>> START INPUT ROWS
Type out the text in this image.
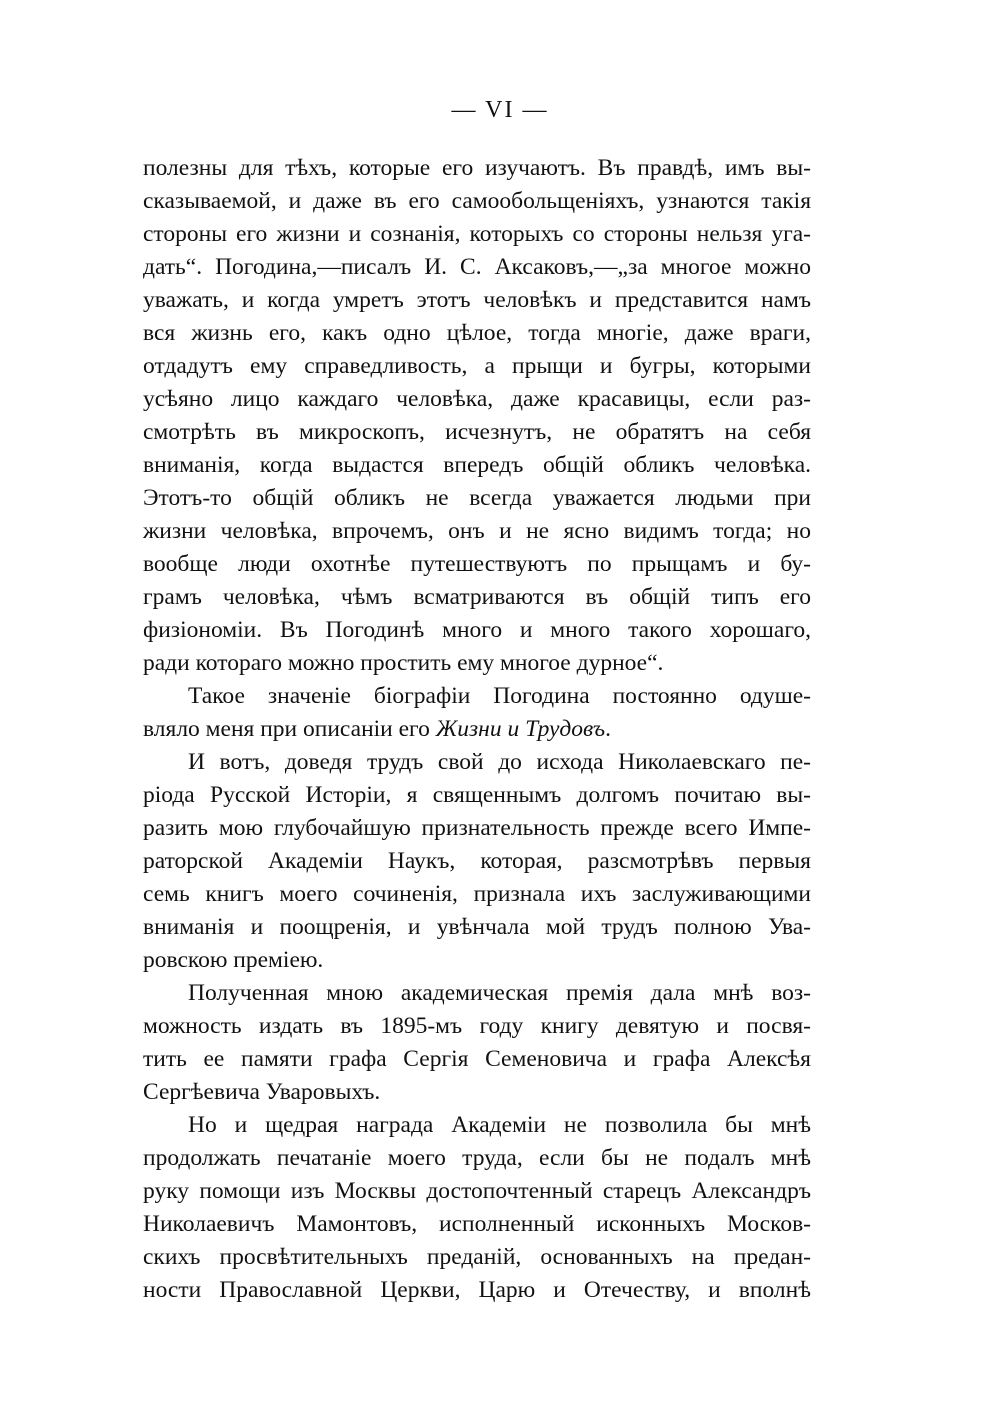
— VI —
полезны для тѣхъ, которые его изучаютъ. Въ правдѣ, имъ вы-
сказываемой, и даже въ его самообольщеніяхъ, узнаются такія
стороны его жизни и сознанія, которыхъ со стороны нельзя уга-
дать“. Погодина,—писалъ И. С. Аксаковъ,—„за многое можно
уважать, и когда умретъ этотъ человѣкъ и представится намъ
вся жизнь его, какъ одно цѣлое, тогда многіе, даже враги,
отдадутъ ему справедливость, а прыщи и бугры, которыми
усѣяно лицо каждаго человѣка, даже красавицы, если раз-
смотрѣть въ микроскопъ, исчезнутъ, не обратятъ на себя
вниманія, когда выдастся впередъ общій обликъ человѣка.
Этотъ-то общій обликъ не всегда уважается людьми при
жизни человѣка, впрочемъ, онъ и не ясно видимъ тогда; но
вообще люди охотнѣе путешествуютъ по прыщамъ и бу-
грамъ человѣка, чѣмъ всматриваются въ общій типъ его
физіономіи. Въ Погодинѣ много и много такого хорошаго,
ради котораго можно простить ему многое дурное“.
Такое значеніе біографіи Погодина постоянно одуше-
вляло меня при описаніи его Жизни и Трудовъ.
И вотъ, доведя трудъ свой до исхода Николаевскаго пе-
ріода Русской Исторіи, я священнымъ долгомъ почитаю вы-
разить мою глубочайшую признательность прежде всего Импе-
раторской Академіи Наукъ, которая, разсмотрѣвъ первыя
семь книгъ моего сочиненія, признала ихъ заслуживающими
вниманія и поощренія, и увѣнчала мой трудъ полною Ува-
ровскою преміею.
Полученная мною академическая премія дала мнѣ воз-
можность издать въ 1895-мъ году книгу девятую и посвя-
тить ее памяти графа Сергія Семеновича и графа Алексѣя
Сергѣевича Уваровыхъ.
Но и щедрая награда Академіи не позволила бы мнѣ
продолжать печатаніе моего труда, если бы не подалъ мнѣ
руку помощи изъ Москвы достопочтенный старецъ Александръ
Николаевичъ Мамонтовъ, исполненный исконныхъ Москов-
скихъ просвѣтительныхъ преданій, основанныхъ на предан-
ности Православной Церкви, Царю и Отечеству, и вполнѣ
>> END INPUT ROWS
>> START INPUT ROWS
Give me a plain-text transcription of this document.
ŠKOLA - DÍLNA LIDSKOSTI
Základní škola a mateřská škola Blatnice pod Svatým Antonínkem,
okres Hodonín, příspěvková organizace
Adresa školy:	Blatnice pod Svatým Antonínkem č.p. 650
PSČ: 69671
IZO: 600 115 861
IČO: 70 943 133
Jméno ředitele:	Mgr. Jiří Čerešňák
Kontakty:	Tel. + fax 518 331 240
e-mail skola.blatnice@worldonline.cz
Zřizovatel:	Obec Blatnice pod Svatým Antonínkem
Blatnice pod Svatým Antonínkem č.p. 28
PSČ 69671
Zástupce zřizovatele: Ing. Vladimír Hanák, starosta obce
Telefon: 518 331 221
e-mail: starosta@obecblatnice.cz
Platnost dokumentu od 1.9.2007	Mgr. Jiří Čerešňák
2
>> END INPUT ROWS
- DIRECTION
Copy each line of the records above that carries the word "даже".

- TASK SOLUTION
сказываемой, и даже въ его самообольщеніяхъ, узнаются такія
вся жизнь его, какъ одно цѣлое, тогда многіе, даже враги,
усѣяно лицо каждаго человѣка, даже красавицы, если раз-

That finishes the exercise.